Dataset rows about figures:
§ §

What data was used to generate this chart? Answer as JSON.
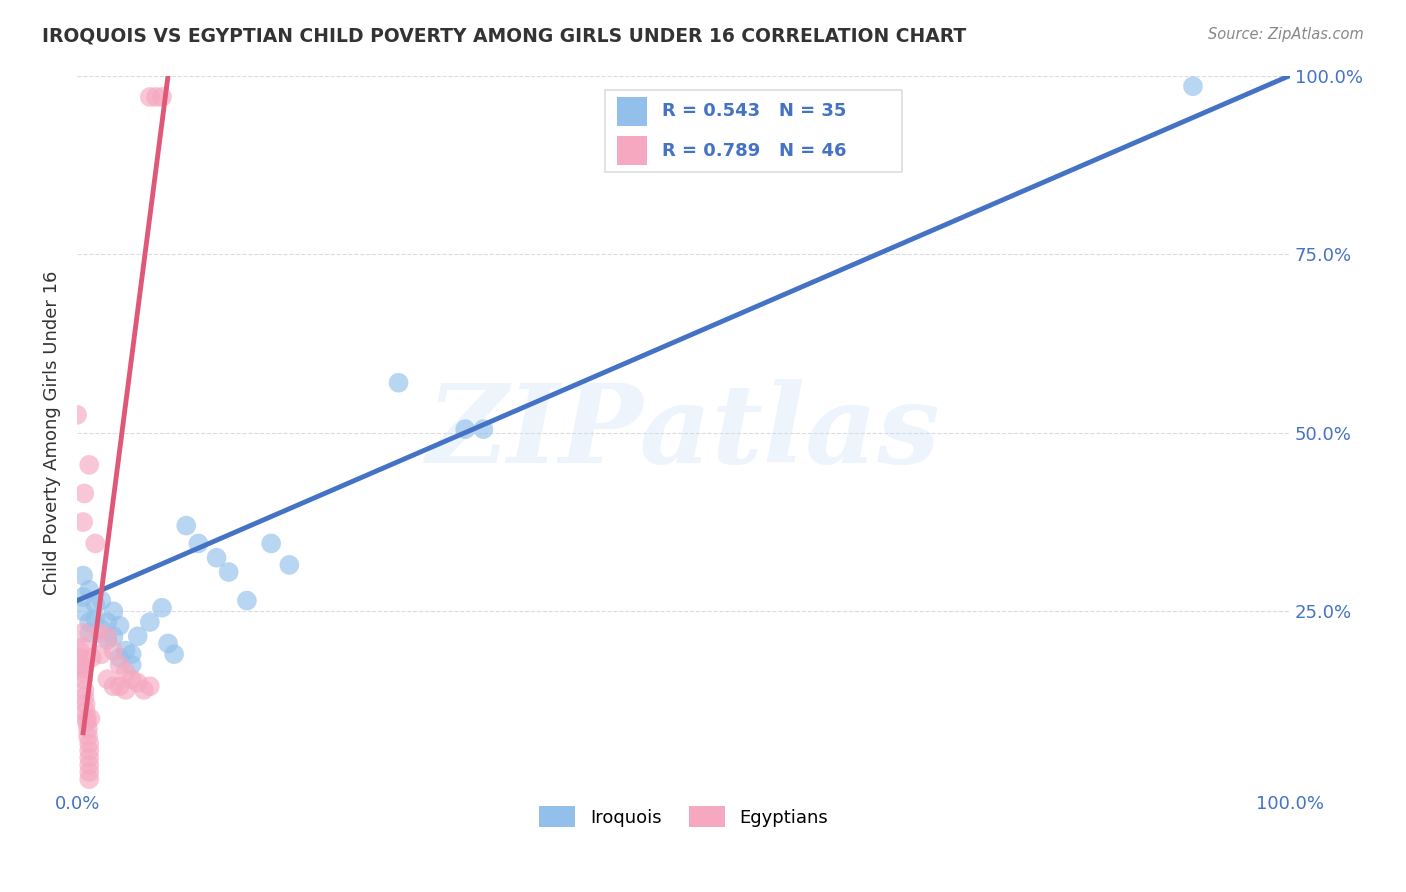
{
  "title": "IROQUOIS VS EGYPTIAN CHILD POVERTY AMONG GIRLS UNDER 16 CORRELATION CHART",
  "source": "Source: ZipAtlas.com",
  "ylabel": "Child Poverty Among Girls Under 16",
  "xlim": [
    0,
    1
  ],
  "ylim": [
    0,
    1
  ],
  "iroquois_color": "#92c0ea",
  "egyptian_color": "#f5a8c0",
  "iroquois_line_color": "#4472c4",
  "egyptian_line_color": "#e05878",
  "R_iroquois": 0.543,
  "N_iroquois": 35,
  "R_egyptian": 0.789,
  "N_egyptian": 46,
  "legend_label_iroquois": "Iroquois",
  "legend_label_egyptian": "Egyptians",
  "watermark": "ZIPatlas",
  "iroquois_scatter": [
    [
      0.005,
      0.27
    ],
    [
      0.005,
      0.25
    ],
    [
      0.01,
      0.28
    ],
    [
      0.01,
      0.235
    ],
    [
      0.01,
      0.22
    ],
    [
      0.015,
      0.26
    ],
    [
      0.015,
      0.24
    ],
    [
      0.02,
      0.265
    ],
    [
      0.02,
      0.225
    ],
    [
      0.025,
      0.235
    ],
    [
      0.025,
      0.21
    ],
    [
      0.03,
      0.25
    ],
    [
      0.03,
      0.215
    ],
    [
      0.035,
      0.23
    ],
    [
      0.035,
      0.185
    ],
    [
      0.04,
      0.195
    ],
    [
      0.045,
      0.175
    ],
    [
      0.045,
      0.19
    ],
    [
      0.05,
      0.215
    ],
    [
      0.06,
      0.235
    ],
    [
      0.07,
      0.255
    ],
    [
      0.075,
      0.205
    ],
    [
      0.08,
      0.19
    ],
    [
      0.09,
      0.37
    ],
    [
      0.1,
      0.345
    ],
    [
      0.115,
      0.325
    ],
    [
      0.125,
      0.305
    ],
    [
      0.14,
      0.265
    ],
    [
      0.16,
      0.345
    ],
    [
      0.175,
      0.315
    ],
    [
      0.265,
      0.57
    ],
    [
      0.32,
      0.505
    ],
    [
      0.335,
      0.505
    ],
    [
      0.92,
      0.985
    ],
    [
      0.005,
      0.3
    ]
  ],
  "egyptian_scatter": [
    [
      0.0,
      0.525
    ],
    [
      0.002,
      0.195
    ],
    [
      0.003,
      0.185
    ],
    [
      0.004,
      0.175
    ],
    [
      0.004,
      0.165
    ],
    [
      0.005,
      0.22
    ],
    [
      0.005,
      0.2
    ],
    [
      0.005,
      0.17
    ],
    [
      0.005,
      0.155
    ],
    [
      0.006,
      0.14
    ],
    [
      0.006,
      0.13
    ],
    [
      0.007,
      0.12
    ],
    [
      0.007,
      0.11
    ],
    [
      0.008,
      0.1
    ],
    [
      0.008,
      0.095
    ],
    [
      0.009,
      0.085
    ],
    [
      0.009,
      0.075
    ],
    [
      0.01,
      0.065
    ],
    [
      0.01,
      0.055
    ],
    [
      0.01,
      0.045
    ],
    [
      0.01,
      0.035
    ],
    [
      0.01,
      0.025
    ],
    [
      0.01,
      0.015
    ],
    [
      0.011,
      0.1
    ],
    [
      0.012,
      0.185
    ],
    [
      0.015,
      0.345
    ],
    [
      0.018,
      0.22
    ],
    [
      0.02,
      0.19
    ],
    [
      0.025,
      0.155
    ],
    [
      0.025,
      0.215
    ],
    [
      0.03,
      0.195
    ],
    [
      0.03,
      0.145
    ],
    [
      0.035,
      0.175
    ],
    [
      0.035,
      0.145
    ],
    [
      0.04,
      0.165
    ],
    [
      0.04,
      0.14
    ],
    [
      0.045,
      0.155
    ],
    [
      0.05,
      0.15
    ],
    [
      0.055,
      0.14
    ],
    [
      0.06,
      0.145
    ],
    [
      0.005,
      0.375
    ],
    [
      0.006,
      0.415
    ],
    [
      0.01,
      0.455
    ],
    [
      0.06,
      0.97
    ],
    [
      0.065,
      0.97
    ],
    [
      0.07,
      0.97
    ]
  ],
  "iroquois_line": [
    [
      0.0,
      0.265
    ],
    [
      1.0,
      1.0
    ]
  ],
  "egyptian_line": [
    [
      0.005,
      0.08
    ],
    [
      0.075,
      1.0
    ]
  ],
  "background_color": "#ffffff",
  "grid_color": "#cccccc",
  "title_color": "#333333",
  "tick_label_color": "#4472c4"
}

§ §

> [Required work]
Transcribe the whole listing exactly. Pictures are excluded.

> [Response for this exercise]
What data was used to generate this chart? Answer as JSON.
{
  "title": "IROQUOIS VS EGYPTIAN CHILD POVERTY AMONG GIRLS UNDER 16 CORRELATION CHART",
  "source": "Source: ZipAtlas.com",
  "ylabel": "Child Poverty Among Girls Under 16",
  "xlim": [
    0,
    1
  ],
  "ylim": [
    0,
    1
  ],
  "iroquois_color": "#92c0ea",
  "egyptian_color": "#f5a8c0",
  "iroquois_line_color": "#4472c4",
  "egyptian_line_color": "#e05878",
  "R_iroquois": 0.543,
  "N_iroquois": 35,
  "R_egyptian": 0.789,
  "N_egyptian": 46,
  "legend_label_iroquois": "Iroquois",
  "legend_label_egyptian": "Egyptians",
  "watermark": "ZIPatlas",
  "iroquois_scatter": [
    [
      0.005,
      0.27
    ],
    [
      0.005,
      0.25
    ],
    [
      0.01,
      0.28
    ],
    [
      0.01,
      0.235
    ],
    [
      0.01,
      0.22
    ],
    [
      0.015,
      0.26
    ],
    [
      0.015,
      0.24
    ],
    [
      0.02,
      0.265
    ],
    [
      0.02,
      0.225
    ],
    [
      0.025,
      0.235
    ],
    [
      0.025,
      0.21
    ],
    [
      0.03,
      0.25
    ],
    [
      0.03,
      0.215
    ],
    [
      0.035,
      0.23
    ],
    [
      0.035,
      0.185
    ],
    [
      0.04,
      0.195
    ],
    [
      0.045,
      0.175
    ],
    [
      0.045,
      0.19
    ],
    [
      0.05,
      0.215
    ],
    [
      0.06,
      0.235
    ],
    [
      0.07,
      0.255
    ],
    [
      0.075,
      0.205
    ],
    [
      0.08,
      0.19
    ],
    [
      0.09,
      0.37
    ],
    [
      0.1,
      0.345
    ],
    [
      0.115,
      0.325
    ],
    [
      0.125,
      0.305
    ],
    [
      0.14,
      0.265
    ],
    [
      0.16,
      0.345
    ],
    [
      0.175,
      0.315
    ],
    [
      0.265,
      0.57
    ],
    [
      0.32,
      0.505
    ],
    [
      0.335,
      0.505
    ],
    [
      0.92,
      0.985
    ],
    [
      0.005,
      0.3
    ]
  ],
  "egyptian_scatter": [
    [
      0.0,
      0.525
    ],
    [
      0.002,
      0.195
    ],
    [
      0.003,
      0.185
    ],
    [
      0.004,
      0.175
    ],
    [
      0.004,
      0.165
    ],
    [
      0.005,
      0.22
    ],
    [
      0.005,
      0.2
    ],
    [
      0.005,
      0.17
    ],
    [
      0.005,
      0.155
    ],
    [
      0.006,
      0.14
    ],
    [
      0.006,
      0.13
    ],
    [
      0.007,
      0.12
    ],
    [
      0.007,
      0.11
    ],
    [
      0.008,
      0.1
    ],
    [
      0.008,
      0.095
    ],
    [
      0.009,
      0.085
    ],
    [
      0.009,
      0.075
    ],
    [
      0.01,
      0.065
    ],
    [
      0.01,
      0.055
    ],
    [
      0.01,
      0.045
    ],
    [
      0.01,
      0.035
    ],
    [
      0.01,
      0.025
    ],
    [
      0.01,
      0.015
    ],
    [
      0.011,
      0.1
    ],
    [
      0.012,
      0.185
    ],
    [
      0.015,
      0.345
    ],
    [
      0.018,
      0.22
    ],
    [
      0.02,
      0.19
    ],
    [
      0.025,
      0.155
    ],
    [
      0.025,
      0.215
    ],
    [
      0.03,
      0.195
    ],
    [
      0.03,
      0.145
    ],
    [
      0.035,
      0.175
    ],
    [
      0.035,
      0.145
    ],
    [
      0.04,
      0.165
    ],
    [
      0.04,
      0.14
    ],
    [
      0.045,
      0.155
    ],
    [
      0.05,
      0.15
    ],
    [
      0.055,
      0.14
    ],
    [
      0.06,
      0.145
    ],
    [
      0.005,
      0.375
    ],
    [
      0.006,
      0.415
    ],
    [
      0.01,
      0.455
    ],
    [
      0.06,
      0.97
    ],
    [
      0.065,
      0.97
    ],
    [
      0.07,
      0.97
    ]
  ],
  "iroquois_line": [
    [
      0.0,
      0.265
    ],
    [
      1.0,
      1.0
    ]
  ],
  "egyptian_line": [
    [
      0.005,
      0.08
    ],
    [
      0.075,
      1.0
    ]
  ],
  "background_color": "#ffffff",
  "grid_color": "#cccccc",
  "title_color": "#333333",
  "tick_label_color": "#4472c4"
}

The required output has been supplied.